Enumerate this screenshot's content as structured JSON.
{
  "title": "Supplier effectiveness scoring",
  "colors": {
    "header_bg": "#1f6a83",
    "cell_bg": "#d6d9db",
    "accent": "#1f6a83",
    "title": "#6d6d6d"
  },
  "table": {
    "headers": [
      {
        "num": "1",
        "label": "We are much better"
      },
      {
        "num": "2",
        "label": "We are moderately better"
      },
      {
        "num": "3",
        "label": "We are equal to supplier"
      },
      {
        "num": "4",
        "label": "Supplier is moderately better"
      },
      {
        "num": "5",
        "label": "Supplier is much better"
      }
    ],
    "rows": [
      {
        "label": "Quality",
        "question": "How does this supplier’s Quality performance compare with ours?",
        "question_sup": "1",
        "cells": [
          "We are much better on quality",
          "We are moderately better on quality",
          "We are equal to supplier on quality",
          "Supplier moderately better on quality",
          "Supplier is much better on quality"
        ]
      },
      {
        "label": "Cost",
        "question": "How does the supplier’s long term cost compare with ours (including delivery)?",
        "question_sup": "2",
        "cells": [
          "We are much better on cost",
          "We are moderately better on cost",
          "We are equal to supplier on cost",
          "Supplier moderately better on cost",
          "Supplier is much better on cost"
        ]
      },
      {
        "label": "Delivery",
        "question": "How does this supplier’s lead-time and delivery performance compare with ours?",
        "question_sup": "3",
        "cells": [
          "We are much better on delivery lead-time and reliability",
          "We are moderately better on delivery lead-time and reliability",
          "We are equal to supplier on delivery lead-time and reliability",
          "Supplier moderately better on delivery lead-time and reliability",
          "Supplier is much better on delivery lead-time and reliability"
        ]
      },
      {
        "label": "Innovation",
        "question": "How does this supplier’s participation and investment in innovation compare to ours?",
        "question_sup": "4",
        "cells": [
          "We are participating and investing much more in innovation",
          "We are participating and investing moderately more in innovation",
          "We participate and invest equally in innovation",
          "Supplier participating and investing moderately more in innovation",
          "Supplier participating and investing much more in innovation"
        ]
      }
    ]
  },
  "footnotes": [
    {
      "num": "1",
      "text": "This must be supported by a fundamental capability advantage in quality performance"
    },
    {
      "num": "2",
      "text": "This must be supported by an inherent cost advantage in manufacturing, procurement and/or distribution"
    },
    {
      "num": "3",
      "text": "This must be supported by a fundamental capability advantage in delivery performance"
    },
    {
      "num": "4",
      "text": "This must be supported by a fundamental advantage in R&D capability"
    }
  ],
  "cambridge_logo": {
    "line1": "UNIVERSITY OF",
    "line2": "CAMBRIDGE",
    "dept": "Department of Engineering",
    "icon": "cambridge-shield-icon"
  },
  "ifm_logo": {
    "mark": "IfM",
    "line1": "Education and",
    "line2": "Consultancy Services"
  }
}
+++
*Required task*: Give the count of lines that hold the word "performance", with nothing added.

*Result*: 4